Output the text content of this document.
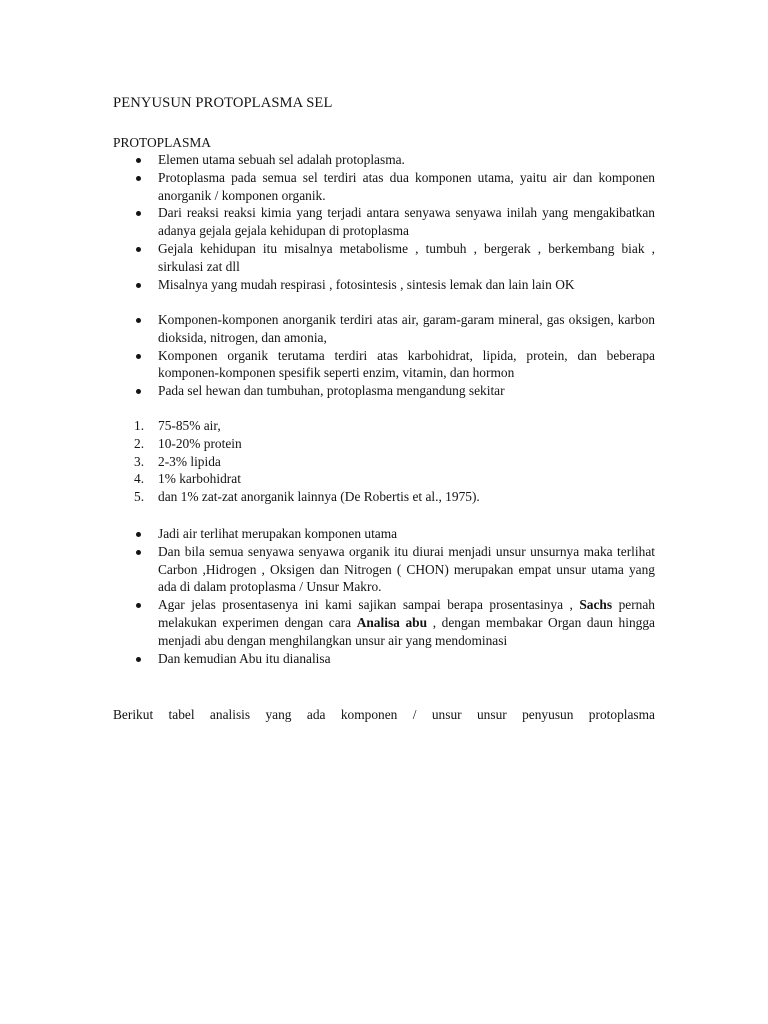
PENYUSUN PROTOPLASMA SEL

PROTOPLASMA

Elemen utama sebuah sel adalah protoplasma.
Protoplasma pada semua sel terdiri atas dua komponen utama, yaitu air dan komponen anorganik / komponen organik.
Dari reaksi reaksi kimia yang terjadi antara senyawa senyawa inilah yang mengakibatkan adanya gejala gejala kehidupan di protoplasma
Gejala kehidupan itu misalnya metabolisme , tumbuh , bergerak , berkembang biak , sirkulasi zat dll
Misalnya yang mudah respirasi , fotosintesis , sintesis lemak dan lain lain OK
Komponen-komponen anorganik terdiri atas air, garam-garam mineral, gas oksigen, karbon dioksida, nitrogen, dan amonia,
Komponen organik terutama terdiri atas karbohidrat, lipida, protein, dan beberapa komponen-komponen spesifik seperti enzim, vitamin, dan hormon
Pada sel hewan dan tumbuhan, protoplasma mengandung sekitar
1. 75-85% air,
2. 10-20% protein
3. 2-3% lipida
4. 1% karbohidrat
5. dan 1% zat-zat anorganik lainnya (De Robertis et al., 1975).
Jadi air terlihat merupakan komponen utama
Dan bila semua senyawa senyawa organik itu diurai menjadi unsur unsurnya maka terlihat Carbon ,Hidrogen , Oksigen dan Nitrogen ( CHON) merupakan empat unsur utama yang ada di dalam protoplasma / Unsur Makro.
Agar jelas prosentasenya ini kami sajikan sampai berapa prosentasinya , Sachs pernah melakukan experimen dengan cara Analisa abu , dengan membakar Organ daun hingga menjadi abu dengan menghilangkan unsur air yang mendominasi
Dan kemudian Abu itu dianalisa

Berikut tabel analisis yang ada komponen / unsur unsur penyusun protoplasma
----------
# [About this exercise]
Skip the pictures and reproduce all remaining entries exactly.

# [Exercise result]
Output the text content of this document.
PENYUSUN PROTOPLASMA SEL

PROTOPLASMA

Elemen utama sebuah sel adalah protoplasma.
Protoplasma pada semua sel terdiri atas dua komponen utama, yaitu air dan komponen anorganik / komponen organik.
Dari reaksi reaksi kimia yang terjadi antara senyawa senyawa inilah yang mengakibatkan adanya gejala gejala kehidupan di protoplasma
Gejala kehidupan itu misalnya metabolisme , tumbuh , bergerak , berkembang biak , sirkulasi zat dll
Misalnya yang mudah respirasi , fotosintesis , sintesis lemak dan lain lain OK
Komponen-komponen anorganik terdiri atas air, garam-garam mineral, gas oksigen, karbon dioksida, nitrogen, dan amonia,
Komponen organik terutama terdiri atas karbohidrat, lipida, protein, dan beberapa komponen-komponen spesifik seperti enzim, vitamin, dan hormon
Pada sel hewan dan tumbuhan, protoplasma mengandung sekitar
1. 75-85% air,
2. 10-20% protein
3. 2-3% lipida
4. 1% karbohidrat
5. dan 1% zat-zat anorganik lainnya (De Robertis et al., 1975).
Jadi air terlihat merupakan komponen utama
Dan bila semua senyawa senyawa organik itu diurai menjadi unsur unsurnya maka terlihat Carbon ,Hidrogen , Oksigen dan Nitrogen ( CHON) merupakan empat unsur utama yang ada di dalam protoplasma / Unsur Makro.
Agar jelas prosentasenya ini kami sajikan sampai berapa prosentasinya , Sachs pernah melakukan experimen dengan cara Analisa abu , dengan membakar Organ daun hingga menjadi abu dengan menghilangkan unsur air yang mendominasi
Dan kemudian Abu itu dianalisa

Berikut tabel analisis yang ada komponen / unsur unsur penyusun protoplasma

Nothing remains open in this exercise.